▶ DATA PROVIDED
⁂

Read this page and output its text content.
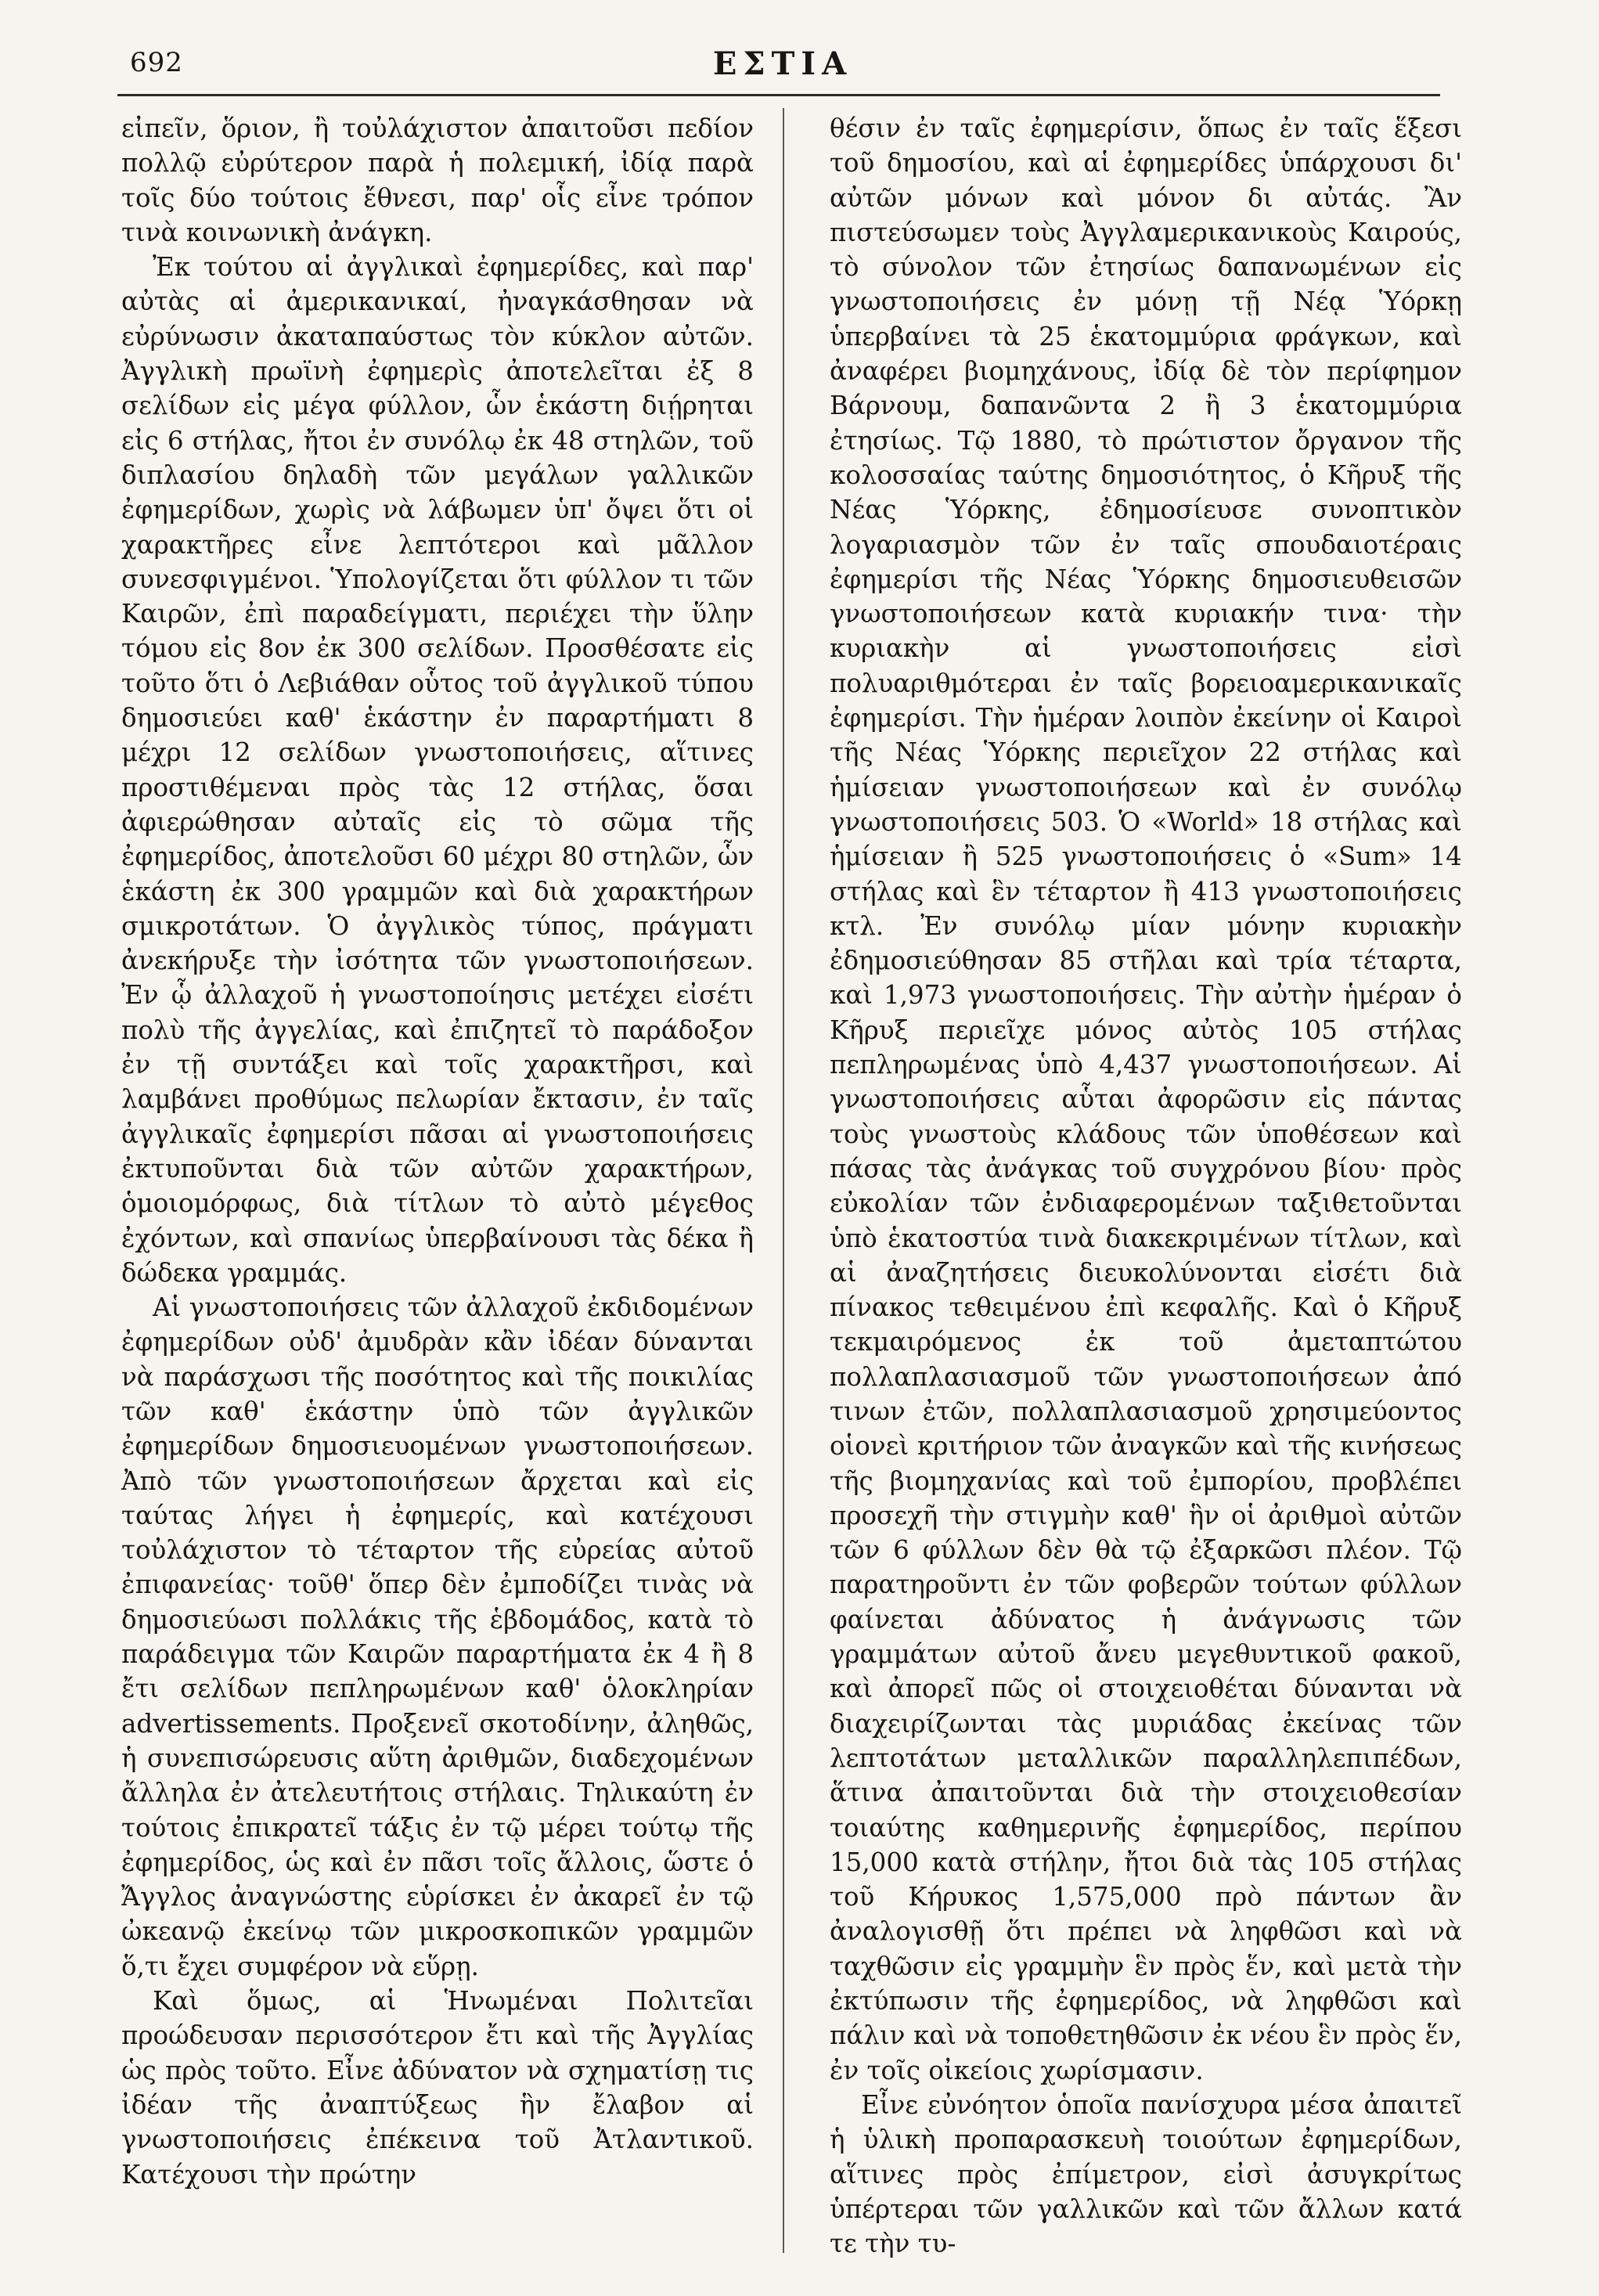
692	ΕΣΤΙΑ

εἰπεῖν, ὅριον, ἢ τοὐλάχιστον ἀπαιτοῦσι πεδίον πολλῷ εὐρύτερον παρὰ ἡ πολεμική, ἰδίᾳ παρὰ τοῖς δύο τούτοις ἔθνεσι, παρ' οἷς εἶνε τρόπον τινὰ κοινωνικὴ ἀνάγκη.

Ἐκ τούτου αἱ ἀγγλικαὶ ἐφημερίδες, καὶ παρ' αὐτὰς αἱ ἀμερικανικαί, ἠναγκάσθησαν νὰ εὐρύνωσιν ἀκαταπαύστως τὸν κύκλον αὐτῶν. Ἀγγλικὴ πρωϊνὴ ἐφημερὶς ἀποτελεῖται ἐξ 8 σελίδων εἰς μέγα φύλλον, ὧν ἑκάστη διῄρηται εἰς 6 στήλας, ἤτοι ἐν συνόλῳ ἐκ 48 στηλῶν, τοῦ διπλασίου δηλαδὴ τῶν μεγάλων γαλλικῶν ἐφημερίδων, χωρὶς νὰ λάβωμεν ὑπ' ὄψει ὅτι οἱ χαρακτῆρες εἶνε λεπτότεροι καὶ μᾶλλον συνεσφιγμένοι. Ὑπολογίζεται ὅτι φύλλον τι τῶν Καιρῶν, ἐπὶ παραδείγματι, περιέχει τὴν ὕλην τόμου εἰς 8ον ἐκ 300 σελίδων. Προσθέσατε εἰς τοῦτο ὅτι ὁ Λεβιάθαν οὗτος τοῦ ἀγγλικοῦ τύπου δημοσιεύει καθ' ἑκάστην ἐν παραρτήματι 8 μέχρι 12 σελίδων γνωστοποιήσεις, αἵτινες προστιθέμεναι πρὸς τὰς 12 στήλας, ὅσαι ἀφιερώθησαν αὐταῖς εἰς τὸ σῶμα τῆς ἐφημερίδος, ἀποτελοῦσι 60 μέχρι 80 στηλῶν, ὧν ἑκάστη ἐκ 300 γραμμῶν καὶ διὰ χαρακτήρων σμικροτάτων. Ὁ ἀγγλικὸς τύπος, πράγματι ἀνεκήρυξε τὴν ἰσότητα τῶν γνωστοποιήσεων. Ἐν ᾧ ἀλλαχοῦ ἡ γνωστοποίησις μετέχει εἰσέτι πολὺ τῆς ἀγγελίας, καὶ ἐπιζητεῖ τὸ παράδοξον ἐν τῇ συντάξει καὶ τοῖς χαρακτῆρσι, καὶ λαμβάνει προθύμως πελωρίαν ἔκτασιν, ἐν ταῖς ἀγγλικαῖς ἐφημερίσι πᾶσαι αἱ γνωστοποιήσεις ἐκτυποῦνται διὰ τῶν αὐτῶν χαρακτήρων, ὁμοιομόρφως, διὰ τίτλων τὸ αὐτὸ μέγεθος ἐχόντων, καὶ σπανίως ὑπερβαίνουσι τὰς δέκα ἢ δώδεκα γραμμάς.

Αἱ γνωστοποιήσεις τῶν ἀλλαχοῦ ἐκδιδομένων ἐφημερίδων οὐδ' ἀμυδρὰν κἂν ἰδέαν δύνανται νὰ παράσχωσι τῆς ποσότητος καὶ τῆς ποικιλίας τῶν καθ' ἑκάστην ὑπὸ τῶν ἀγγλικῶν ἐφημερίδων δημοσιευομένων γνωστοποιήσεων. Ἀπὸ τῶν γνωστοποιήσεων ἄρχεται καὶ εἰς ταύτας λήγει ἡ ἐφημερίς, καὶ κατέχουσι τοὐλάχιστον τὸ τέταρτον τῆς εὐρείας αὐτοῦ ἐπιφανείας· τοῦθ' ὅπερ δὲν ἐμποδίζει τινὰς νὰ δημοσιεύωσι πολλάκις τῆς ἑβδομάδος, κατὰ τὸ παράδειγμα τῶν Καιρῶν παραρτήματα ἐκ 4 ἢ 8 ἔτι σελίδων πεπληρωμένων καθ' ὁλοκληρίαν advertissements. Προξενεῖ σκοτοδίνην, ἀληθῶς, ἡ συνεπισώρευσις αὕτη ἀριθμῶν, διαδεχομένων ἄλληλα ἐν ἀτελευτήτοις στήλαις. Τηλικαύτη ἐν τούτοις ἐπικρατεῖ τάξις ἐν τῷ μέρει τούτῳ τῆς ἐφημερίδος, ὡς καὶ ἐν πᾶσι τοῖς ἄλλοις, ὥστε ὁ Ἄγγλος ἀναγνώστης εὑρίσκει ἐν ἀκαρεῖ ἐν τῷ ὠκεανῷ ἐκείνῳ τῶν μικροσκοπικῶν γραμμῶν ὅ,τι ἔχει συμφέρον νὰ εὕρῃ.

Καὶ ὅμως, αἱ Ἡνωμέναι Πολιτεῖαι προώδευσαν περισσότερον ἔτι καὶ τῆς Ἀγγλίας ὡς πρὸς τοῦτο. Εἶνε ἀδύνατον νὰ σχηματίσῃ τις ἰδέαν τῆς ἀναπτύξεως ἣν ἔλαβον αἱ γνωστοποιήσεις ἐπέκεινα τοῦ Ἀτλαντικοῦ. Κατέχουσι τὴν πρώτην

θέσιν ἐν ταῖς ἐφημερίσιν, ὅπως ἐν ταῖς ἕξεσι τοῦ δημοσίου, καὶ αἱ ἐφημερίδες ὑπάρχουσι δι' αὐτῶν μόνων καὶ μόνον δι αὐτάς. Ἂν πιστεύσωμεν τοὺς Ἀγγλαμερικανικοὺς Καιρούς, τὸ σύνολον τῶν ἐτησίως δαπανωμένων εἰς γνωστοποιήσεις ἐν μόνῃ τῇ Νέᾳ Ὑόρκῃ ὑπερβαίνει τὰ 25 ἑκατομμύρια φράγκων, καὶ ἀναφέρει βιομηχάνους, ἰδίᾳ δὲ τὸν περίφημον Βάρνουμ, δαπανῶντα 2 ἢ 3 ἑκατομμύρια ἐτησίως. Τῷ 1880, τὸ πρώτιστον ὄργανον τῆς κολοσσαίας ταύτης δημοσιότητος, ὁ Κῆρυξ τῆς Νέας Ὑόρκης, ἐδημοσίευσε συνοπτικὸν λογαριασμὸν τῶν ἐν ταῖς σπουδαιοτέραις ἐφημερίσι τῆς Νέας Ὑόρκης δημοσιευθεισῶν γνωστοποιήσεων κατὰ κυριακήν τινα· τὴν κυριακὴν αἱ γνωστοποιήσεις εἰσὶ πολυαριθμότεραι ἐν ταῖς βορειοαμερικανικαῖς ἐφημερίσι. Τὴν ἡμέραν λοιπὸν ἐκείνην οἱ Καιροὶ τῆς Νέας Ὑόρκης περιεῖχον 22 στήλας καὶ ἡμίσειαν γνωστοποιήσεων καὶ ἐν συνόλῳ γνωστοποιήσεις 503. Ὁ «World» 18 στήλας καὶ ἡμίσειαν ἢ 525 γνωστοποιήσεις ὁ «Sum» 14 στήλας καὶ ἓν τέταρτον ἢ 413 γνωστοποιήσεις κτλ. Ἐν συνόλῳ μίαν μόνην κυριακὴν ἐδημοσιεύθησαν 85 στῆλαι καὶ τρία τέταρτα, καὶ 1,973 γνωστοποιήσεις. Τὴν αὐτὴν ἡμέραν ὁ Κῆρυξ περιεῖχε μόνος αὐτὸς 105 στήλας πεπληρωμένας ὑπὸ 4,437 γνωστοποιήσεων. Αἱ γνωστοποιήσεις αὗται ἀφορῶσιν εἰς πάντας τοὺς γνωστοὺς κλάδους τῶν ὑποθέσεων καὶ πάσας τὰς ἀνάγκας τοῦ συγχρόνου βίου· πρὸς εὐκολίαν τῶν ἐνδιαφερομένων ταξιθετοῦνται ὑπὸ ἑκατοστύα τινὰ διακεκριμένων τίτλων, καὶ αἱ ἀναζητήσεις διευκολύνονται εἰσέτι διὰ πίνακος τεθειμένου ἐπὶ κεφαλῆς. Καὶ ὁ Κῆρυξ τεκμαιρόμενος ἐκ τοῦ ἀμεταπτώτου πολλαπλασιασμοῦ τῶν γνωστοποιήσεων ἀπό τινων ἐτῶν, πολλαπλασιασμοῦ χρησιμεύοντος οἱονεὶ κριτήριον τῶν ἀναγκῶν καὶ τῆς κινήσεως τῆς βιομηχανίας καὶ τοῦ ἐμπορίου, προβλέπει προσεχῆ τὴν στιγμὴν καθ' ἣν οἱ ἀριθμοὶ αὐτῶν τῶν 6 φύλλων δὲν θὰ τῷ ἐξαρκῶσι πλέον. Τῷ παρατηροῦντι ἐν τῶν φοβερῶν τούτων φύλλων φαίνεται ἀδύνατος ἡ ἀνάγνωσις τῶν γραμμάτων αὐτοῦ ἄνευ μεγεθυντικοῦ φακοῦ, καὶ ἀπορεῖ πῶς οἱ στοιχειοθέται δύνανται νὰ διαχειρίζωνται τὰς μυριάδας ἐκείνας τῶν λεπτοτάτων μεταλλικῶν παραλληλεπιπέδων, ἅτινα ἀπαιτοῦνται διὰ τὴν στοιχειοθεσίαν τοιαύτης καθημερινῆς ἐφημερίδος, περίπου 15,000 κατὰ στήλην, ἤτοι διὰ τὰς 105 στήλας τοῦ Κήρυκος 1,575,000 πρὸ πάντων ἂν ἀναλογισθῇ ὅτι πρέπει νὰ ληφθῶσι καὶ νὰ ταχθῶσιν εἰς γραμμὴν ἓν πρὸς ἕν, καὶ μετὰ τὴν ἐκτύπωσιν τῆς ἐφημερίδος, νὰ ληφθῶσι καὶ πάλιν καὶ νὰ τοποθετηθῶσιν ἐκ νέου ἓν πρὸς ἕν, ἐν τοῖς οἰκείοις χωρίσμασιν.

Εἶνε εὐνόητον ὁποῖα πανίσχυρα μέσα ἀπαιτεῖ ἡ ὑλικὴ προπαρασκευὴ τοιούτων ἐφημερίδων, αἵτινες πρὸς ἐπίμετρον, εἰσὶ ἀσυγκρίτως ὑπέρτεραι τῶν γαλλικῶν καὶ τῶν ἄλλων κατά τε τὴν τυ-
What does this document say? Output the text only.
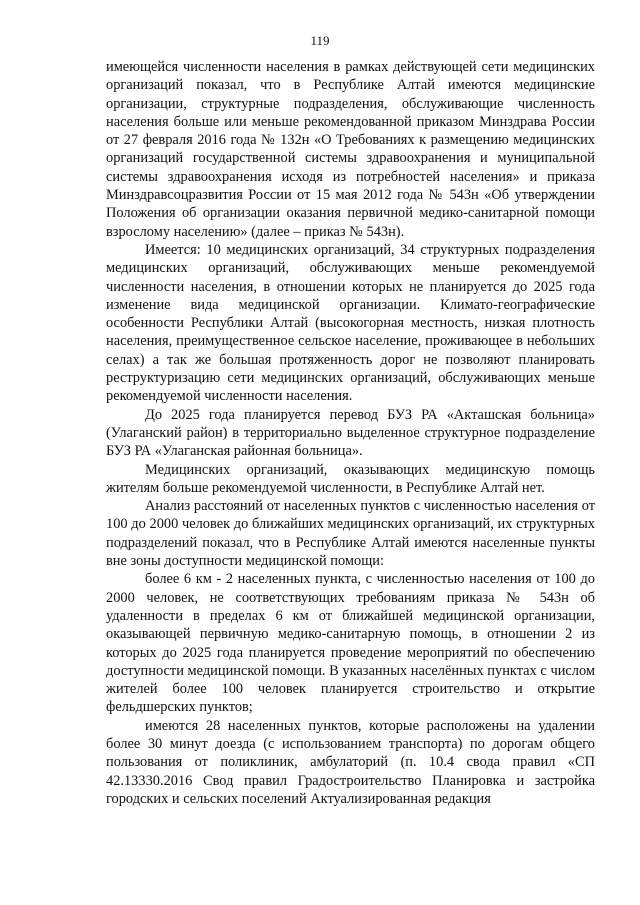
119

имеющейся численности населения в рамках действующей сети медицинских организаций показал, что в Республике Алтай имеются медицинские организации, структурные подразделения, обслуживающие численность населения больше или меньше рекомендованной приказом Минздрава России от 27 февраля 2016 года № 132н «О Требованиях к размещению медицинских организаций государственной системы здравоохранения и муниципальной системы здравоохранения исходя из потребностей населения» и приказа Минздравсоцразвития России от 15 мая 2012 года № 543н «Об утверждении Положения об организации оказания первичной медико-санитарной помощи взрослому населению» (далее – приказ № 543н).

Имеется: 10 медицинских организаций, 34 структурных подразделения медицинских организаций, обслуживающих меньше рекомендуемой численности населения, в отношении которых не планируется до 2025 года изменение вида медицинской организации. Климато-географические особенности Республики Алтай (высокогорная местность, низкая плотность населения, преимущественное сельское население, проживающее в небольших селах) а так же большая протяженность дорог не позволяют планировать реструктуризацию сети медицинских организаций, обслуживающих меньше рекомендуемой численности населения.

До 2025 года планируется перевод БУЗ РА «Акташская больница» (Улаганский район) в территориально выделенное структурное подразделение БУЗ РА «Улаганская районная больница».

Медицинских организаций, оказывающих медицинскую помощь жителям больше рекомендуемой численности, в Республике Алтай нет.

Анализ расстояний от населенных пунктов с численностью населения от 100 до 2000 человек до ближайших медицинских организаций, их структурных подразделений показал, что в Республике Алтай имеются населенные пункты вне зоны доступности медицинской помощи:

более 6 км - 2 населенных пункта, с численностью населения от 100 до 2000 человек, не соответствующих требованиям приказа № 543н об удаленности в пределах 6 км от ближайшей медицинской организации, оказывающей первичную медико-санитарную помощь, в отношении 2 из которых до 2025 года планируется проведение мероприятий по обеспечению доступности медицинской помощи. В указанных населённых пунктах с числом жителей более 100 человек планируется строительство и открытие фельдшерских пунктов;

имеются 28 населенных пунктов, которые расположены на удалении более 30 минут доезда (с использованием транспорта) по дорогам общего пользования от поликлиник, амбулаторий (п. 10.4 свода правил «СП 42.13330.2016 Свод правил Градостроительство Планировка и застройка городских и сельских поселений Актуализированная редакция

⁂

▶ STATED TASK
Look for the word "this" in every line of the listing and copy the lines that have it.

▶ SOLUTION TO THE EXERCISE
Read this page and output its text content.
What does this document say? Output the text only.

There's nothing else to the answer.